▶ _WHAT THE EXERCISE ASKS_
In the data that follows, count the lines in which the word "value" occurs, and report that figure alone.

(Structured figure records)
>>
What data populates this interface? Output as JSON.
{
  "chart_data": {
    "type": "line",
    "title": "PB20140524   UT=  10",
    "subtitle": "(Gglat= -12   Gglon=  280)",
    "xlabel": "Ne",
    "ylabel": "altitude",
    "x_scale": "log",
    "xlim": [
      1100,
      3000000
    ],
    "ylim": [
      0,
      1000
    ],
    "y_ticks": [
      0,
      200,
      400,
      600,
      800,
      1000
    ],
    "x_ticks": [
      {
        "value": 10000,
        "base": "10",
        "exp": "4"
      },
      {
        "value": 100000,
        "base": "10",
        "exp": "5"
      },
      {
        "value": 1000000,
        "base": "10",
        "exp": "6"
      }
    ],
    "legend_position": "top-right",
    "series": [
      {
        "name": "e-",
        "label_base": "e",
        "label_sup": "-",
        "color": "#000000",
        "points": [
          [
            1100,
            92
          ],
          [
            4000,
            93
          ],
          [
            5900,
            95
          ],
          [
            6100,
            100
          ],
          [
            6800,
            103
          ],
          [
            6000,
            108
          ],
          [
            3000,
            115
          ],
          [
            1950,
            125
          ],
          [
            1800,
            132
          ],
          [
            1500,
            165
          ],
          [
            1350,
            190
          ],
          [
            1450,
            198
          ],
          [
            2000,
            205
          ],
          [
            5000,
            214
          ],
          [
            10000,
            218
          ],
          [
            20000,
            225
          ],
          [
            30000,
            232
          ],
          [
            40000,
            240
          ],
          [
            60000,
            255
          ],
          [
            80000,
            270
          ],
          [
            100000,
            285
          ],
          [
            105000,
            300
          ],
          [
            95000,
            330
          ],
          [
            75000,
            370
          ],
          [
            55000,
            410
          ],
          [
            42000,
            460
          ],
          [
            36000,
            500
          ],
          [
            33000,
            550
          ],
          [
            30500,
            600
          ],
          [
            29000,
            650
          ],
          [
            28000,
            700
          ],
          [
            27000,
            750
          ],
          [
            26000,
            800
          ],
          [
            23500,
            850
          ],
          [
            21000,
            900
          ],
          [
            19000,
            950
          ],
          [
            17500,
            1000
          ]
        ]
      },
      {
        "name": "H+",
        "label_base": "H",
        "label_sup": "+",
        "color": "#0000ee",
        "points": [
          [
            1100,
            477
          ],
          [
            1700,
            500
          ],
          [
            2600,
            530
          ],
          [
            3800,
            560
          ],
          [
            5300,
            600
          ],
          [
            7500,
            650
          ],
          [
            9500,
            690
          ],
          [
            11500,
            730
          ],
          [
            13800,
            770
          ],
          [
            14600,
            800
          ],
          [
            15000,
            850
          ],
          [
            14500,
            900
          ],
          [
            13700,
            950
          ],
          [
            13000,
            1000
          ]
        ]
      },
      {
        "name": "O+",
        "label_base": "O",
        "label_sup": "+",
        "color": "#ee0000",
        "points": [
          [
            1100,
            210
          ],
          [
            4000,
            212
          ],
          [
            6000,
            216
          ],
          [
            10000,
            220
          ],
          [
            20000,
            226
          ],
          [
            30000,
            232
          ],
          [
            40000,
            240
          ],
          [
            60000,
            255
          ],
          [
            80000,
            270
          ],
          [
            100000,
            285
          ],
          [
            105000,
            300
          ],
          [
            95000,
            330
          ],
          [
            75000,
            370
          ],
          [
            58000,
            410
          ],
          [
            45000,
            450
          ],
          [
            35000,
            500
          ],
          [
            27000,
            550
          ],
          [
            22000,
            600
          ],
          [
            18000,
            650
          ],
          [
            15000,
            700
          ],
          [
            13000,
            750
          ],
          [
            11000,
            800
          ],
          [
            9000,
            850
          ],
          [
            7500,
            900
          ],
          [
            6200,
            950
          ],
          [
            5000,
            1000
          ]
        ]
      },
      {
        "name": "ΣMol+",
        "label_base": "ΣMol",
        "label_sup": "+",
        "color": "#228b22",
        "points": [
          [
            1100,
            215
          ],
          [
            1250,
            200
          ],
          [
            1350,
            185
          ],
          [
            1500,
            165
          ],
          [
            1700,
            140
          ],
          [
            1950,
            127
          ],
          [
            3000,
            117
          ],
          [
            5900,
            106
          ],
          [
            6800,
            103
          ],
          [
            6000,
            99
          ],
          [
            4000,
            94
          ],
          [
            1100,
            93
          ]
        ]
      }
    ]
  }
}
<<
▶ _EXERCISE SOLUTION_
3